Given records:
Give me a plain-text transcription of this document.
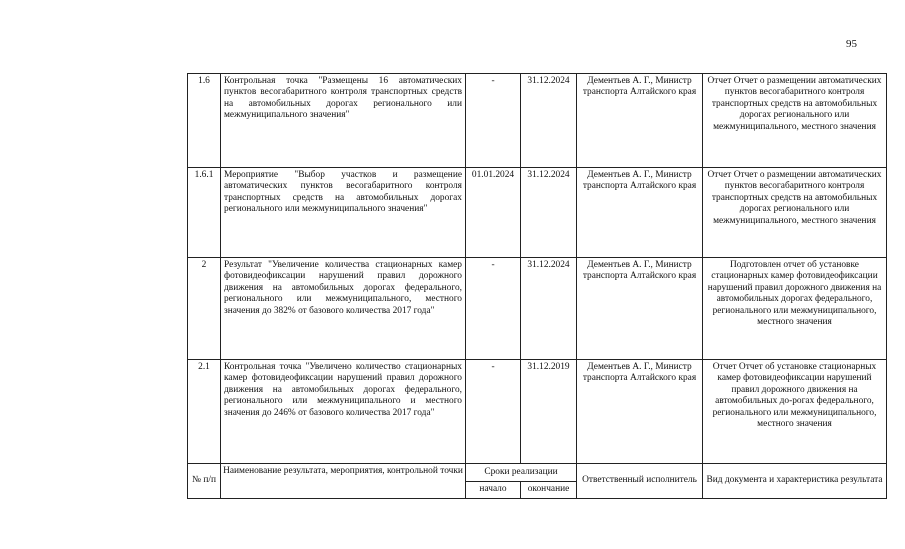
95
1.6	Контрольная точка "Размещены 16 автоматических пунктов весогабаритного контроля транспортных средств на автомобильных дорогах регионального или межмуниципального значения"	-	31.12.2024	Дементьев А. Г., Министр транспорта Алтайского края	Отчет Отчет о размещении автоматических пунктов весогабаритного контроля транспортных средств на автомобильных дорогах регионального или межмуниципального, местного значения
1.6.1	Мероприятие "Выбор участков и размещение автоматических пунктов весогабаритного контроля транспортных средств на автомобильных дорогах регионального или межмуниципального значения"	01.01.2024	31.12.2024	Дементьев А. Г., Министр транспорта Алтайского края	Отчет Отчет о размещении автоматических пунктов весогабаритного контроля транспортных средств на автомобильных дорогах регионального или межмуниципального, местного значения
2	Результат "Увеличение количества стационарных камер фотовидеофиксации нарушений правил дорожного движения на автомобильных дорогах федерального, регионального или межмуниципального, местного значения до 382% от базового количества 2017 года"	-	31.12.2024	Дементьев А. Г., Министр транспорта Алтайского края	Подготовлен отчет об установке стационарных камер фотовидеофиксации нарушений правил дорожного движения на автомобильных дорогах федерального, регионального или межмуниципального, местного значения
2.1	Контрольная точка "Увеличено количество стационарных камер фотовидеофиксации нарушений правил дорожного движения на автомобильных дорогах федерального, регионального или межмуниципального и местного значения до 246% от базового количества 2017 года"	-	31.12.2019	Дементьев А. Г., Министр транспорта Алтайского края	Отчет Отчет об установке стационарных камер фотовидеофиксации нарушений правил дорожного движения на автомобильных до-рогах федерального, регионального или межмуниципального, местного значения
№ п/п	Наименование результата, мероприятия, контрольной точки	Сроки реализации		Ответственный исполнитель	Вид документа и характеристика результата
		начало	окончание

Objective: Quote everything in the listing above exactly; pictures are the only thing to omit.

Task result:
Give me a plain-text transcription of this document.
95
1.6	Контрольная точка "Размещены 16 автоматических пунктов весогабаритного контроля транспортных средств на автомобильных дорогах регионального или межмуниципального значения"	-	31.12.2024	Дементьев А. Г., Министр транспорта Алтайского края	Отчет Отчет о размещении автоматических пунктов весогабаритного контроля транспортных средств на автомобильных дорогах регионального или межмуниципального, местного значения
1.6.1	Мероприятие "Выбор участков и размещение автоматических пунктов весогабаритного контроля транспортных средств на автомобильных дорогах регионального или межмуниципального значения"	01.01.2024	31.12.2024	Дементьев А. Г., Министр транспорта Алтайского края	Отчет Отчет о размещении автоматических пунктов весогабаритного контроля транспортных средств на автомобильных дорогах регионального или межмуниципального, местного значения
2	Результат "Увеличение количества стационарных камер фотовидеофиксации нарушений правил дорожного движения на автомобильных дорогах федерального, регионального или межмуниципального, местного значения до 382% от базового количества 2017 года"	-	31.12.2024	Дементьев А. Г., Министр транспорта Алтайского края	Подготовлен отчет об установке стационарных камер фотовидеофиксации нарушений правил дорожного движения на автомобильных дорогах федерального, регионального или межмуниципального, местного значения
2.1	Контрольная точка "Увеличено количество стационарных камер фотовидеофиксации нарушений правил дорожного движения на автомобильных дорогах федерального, регионального или межмуниципального и местного значения до 246% от базового количества 2017 года"	-	31.12.2019	Дементьев А. Г., Министр транспорта Алтайского края	Отчет Отчет об установке стационарных камер фотовидеофиксации нарушений правил дорожного движения на автомобильных до-рогах федерального, регионального или межмуниципального, местного значения
№ п/п	Наименование результата, мероприятия, контрольной точки	Сроки реализации		Ответственный исполнитель	Вид документа и характеристика результата
		начало	окончание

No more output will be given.